__THE EXERCISE__
Repeat the lines of the listing exactly, starting at its first line and ending with the line that contains "y-tick-label: 0: [40, 372, 46, 380]", including both.

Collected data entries

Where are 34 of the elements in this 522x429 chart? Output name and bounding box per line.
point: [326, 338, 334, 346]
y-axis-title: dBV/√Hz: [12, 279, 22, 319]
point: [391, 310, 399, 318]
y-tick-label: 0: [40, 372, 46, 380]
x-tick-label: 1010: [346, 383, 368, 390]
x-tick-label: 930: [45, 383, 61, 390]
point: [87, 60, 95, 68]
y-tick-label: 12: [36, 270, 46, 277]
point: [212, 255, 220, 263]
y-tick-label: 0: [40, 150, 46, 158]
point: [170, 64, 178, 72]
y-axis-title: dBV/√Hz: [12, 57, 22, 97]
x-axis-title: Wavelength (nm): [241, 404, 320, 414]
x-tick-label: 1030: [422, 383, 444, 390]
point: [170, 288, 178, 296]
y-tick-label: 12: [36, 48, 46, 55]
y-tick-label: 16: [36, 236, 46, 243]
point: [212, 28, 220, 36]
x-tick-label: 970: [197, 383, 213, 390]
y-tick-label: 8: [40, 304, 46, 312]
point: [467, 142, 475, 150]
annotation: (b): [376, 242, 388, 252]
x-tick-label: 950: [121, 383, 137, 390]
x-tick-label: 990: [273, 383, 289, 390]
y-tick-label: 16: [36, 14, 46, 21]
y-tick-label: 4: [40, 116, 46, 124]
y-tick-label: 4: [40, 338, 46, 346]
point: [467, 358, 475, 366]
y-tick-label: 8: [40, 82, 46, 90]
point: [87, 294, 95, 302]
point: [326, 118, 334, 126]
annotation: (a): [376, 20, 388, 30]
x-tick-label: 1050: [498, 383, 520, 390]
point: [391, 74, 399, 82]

__RESPONSE TO THIS EXERCISE__
Where are 34 of the elements in this 522x429 chart? Output name and bounding box per line.
point: [326, 338, 334, 346]
y-axis-title: dBV/√Hz: [12, 279, 22, 319]
point: [391, 310, 399, 318]
y-tick-label: 0: [40, 372, 46, 380]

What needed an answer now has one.